##### Supplied information #####
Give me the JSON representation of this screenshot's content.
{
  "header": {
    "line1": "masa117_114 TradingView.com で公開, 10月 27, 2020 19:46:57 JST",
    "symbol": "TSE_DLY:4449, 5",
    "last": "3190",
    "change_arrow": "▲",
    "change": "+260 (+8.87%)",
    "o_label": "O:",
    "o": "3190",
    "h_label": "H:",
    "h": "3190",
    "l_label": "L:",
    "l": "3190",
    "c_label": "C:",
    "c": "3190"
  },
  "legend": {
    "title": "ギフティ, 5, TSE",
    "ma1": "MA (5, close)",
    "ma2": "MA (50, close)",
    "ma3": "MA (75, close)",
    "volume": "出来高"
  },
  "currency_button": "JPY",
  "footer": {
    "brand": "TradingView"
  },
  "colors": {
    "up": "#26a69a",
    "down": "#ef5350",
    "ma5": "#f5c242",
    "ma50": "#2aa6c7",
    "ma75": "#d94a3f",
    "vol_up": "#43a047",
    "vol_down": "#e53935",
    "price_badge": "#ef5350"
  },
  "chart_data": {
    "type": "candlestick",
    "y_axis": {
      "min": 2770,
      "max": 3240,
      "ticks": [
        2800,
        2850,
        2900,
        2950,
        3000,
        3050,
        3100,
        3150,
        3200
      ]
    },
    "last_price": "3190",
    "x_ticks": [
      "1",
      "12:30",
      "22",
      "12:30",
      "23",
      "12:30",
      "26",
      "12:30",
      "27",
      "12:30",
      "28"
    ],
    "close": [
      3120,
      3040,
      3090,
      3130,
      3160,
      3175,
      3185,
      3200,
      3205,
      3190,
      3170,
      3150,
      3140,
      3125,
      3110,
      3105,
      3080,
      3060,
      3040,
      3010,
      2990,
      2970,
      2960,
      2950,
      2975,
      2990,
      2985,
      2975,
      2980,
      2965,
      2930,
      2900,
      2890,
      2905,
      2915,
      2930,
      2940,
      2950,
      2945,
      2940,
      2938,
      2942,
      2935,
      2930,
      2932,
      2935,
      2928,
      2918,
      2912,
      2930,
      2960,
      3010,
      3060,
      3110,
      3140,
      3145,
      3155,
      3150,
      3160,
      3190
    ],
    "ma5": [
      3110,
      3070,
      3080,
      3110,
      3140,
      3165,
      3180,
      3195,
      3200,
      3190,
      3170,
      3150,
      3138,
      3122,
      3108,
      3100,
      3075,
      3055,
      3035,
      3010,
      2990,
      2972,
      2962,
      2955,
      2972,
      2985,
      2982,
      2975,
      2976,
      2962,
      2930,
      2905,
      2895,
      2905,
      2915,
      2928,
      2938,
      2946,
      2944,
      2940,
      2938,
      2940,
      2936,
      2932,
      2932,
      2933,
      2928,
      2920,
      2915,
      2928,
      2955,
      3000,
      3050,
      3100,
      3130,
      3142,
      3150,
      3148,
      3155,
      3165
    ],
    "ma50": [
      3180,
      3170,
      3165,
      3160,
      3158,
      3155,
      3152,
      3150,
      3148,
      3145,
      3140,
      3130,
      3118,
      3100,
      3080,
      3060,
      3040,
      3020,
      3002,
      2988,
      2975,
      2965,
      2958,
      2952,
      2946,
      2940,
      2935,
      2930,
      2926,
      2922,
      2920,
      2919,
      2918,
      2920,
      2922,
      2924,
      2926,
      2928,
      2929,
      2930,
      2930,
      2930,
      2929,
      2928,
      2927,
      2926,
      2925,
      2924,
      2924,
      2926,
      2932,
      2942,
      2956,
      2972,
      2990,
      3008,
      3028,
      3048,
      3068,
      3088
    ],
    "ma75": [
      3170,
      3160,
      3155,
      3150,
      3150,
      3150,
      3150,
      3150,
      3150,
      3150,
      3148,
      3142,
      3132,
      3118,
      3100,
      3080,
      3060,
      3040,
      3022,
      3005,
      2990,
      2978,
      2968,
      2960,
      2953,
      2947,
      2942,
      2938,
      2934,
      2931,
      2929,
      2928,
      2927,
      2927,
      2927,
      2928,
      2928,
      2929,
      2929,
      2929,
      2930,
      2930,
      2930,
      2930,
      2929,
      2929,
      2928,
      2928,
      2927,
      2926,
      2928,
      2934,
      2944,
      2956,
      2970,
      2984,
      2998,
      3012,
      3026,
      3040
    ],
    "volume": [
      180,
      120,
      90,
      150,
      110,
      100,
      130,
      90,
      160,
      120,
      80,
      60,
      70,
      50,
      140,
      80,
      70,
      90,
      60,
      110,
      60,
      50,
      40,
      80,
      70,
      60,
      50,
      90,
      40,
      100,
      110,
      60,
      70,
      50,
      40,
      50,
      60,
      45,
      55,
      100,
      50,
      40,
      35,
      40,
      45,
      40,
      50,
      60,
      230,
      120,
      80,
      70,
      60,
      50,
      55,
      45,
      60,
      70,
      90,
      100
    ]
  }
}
#####
Given problem: Write out the records shown above, exactly as they appear.

Output below:
Give me the JSON representation of this screenshot's content.
{
  "header": {
    "line1": "masa117_114 TradingView.com で公開, 10月 27, 2020 19:46:57 JST",
    "symbol": "TSE_DLY:4449, 5",
    "last": "3190",
    "change_arrow": "▲",
    "change": "+260 (+8.87%)",
    "o_label": "O:",
    "o": "3190",
    "h_label": "H:",
    "h": "3190",
    "l_label": "L:",
    "l": "3190",
    "c_label": "C:",
    "c": "3190"
  },
  "legend": {
    "title": "ギフティ, 5, TSE",
    "ma1": "MA (5, close)",
    "ma2": "MA (50, close)",
    "ma3": "MA (75, close)",
    "volume": "出来高"
  },
  "currency_button": "JPY",
  "footer": {
    "brand": "TradingView"
  },
  "colors": {
    "up": "#26a69a",
    "down": "#ef5350",
    "ma5": "#f5c242",
    "ma50": "#2aa6c7",
    "ma75": "#d94a3f",
    "vol_up": "#43a047",
    "vol_down": "#e53935",
    "price_badge": "#ef5350"
  },
  "chart_data": {
    "type": "candlestick",
    "y_axis": {
      "min": 2770,
      "max": 3240,
      "ticks": [
        2800,
        2850,
        2900,
        2950,
        3000,
        3050,
        3100,
        3150,
        3200
      ]
    },
    "last_price": "3190",
    "x_ticks": [
      "1",
      "12:30",
      "22",
      "12:30",
      "23",
      "12:30",
      "26",
      "12:30",
      "27",
      "12:30",
      "28"
    ],
    "close": [
      3120,
      3040,
      3090,
      3130,
      3160,
      3175,
      3185,
      3200,
      3205,
      3190,
      3170,
      3150,
      3140,
      3125,
      3110,
      3105,
      3080,
      3060,
      3040,
      3010,
      2990,
      2970,
      2960,
      2950,
      2975,
      2990,
      2985,
      2975,
      2980,
      2965,
      2930,
      2900,
      2890,
      2905,
      2915,
      2930,
      2940,
      2950,
      2945,
      2940,
      2938,
      2942,
      2935,
      2930,
      2932,
      2935,
      2928,
      2918,
      2912,
      2930,
      2960,
      3010,
      3060,
      3110,
      3140,
      3145,
      3155,
      3150,
      3160,
      3190
    ],
    "ma5": [
      3110,
      3070,
      3080,
      3110,
      3140,
      3165,
      3180,
      3195,
      3200,
      3190,
      3170,
      3150,
      3138,
      3122,
      3108,
      3100,
      3075,
      3055,
      3035,
      3010,
      2990,
      2972,
      2962,
      2955,
      2972,
      2985,
      2982,
      2975,
      2976,
      2962,
      2930,
      2905,
      2895,
      2905,
      2915,
      2928,
      2938,
      2946,
      2944,
      2940,
      2938,
      2940,
      2936,
      2932,
      2932,
      2933,
      2928,
      2920,
      2915,
      2928,
      2955,
      3000,
      3050,
      3100,
      3130,
      3142,
      3150,
      3148,
      3155,
      3165
    ],
    "ma50": [
      3180,
      3170,
      3165,
      3160,
      3158,
      3155,
      3152,
      3150,
      3148,
      3145,
      3140,
      3130,
      3118,
      3100,
      3080,
      3060,
      3040,
      3020,
      3002,
      2988,
      2975,
      2965,
      2958,
      2952,
      2946,
      2940,
      2935,
      2930,
      2926,
      2922,
      2920,
      2919,
      2918,
      2920,
      2922,
      2924,
      2926,
      2928,
      2929,
      2930,
      2930,
      2930,
      2929,
      2928,
      2927,
      2926,
      2925,
      2924,
      2924,
      2926,
      2932,
      2942,
      2956,
      2972,
      2990,
      3008,
      3028,
      3048,
      3068,
      3088
    ],
    "ma75": [
      3170,
      3160,
      3155,
      3150,
      3150,
      3150,
      3150,
      3150,
      3150,
      3150,
      3148,
      3142,
      3132,
      3118,
      3100,
      3080,
      3060,
      3040,
      3022,
      3005,
      2990,
      2978,
      2968,
      2960,
      2953,
      2947,
      2942,
      2938,
      2934,
      2931,
      2929,
      2928,
      2927,
      2927,
      2927,
      2928,
      2928,
      2929,
      2929,
      2929,
      2930,
      2930,
      2930,
      2930,
      2929,
      2929,
      2928,
      2928,
      2927,
      2926,
      2928,
      2934,
      2944,
      2956,
      2970,
      2984,
      2998,
      3012,
      3026,
      3040
    ],
    "volume": [
      180,
      120,
      90,
      150,
      110,
      100,
      130,
      90,
      160,
      120,
      80,
      60,
      70,
      50,
      140,
      80,
      70,
      90,
      60,
      110,
      60,
      50,
      40,
      80,
      70,
      60,
      50,
      90,
      40,
      100,
      110,
      60,
      70,
      50,
      40,
      50,
      60,
      45,
      55,
      100,
      50,
      40,
      35,
      40,
      45,
      40,
      50,
      60,
      230,
      120,
      80,
      70,
      60,
      50,
      55,
      45,
      60,
      70,
      90,
      100
    ]
  }
}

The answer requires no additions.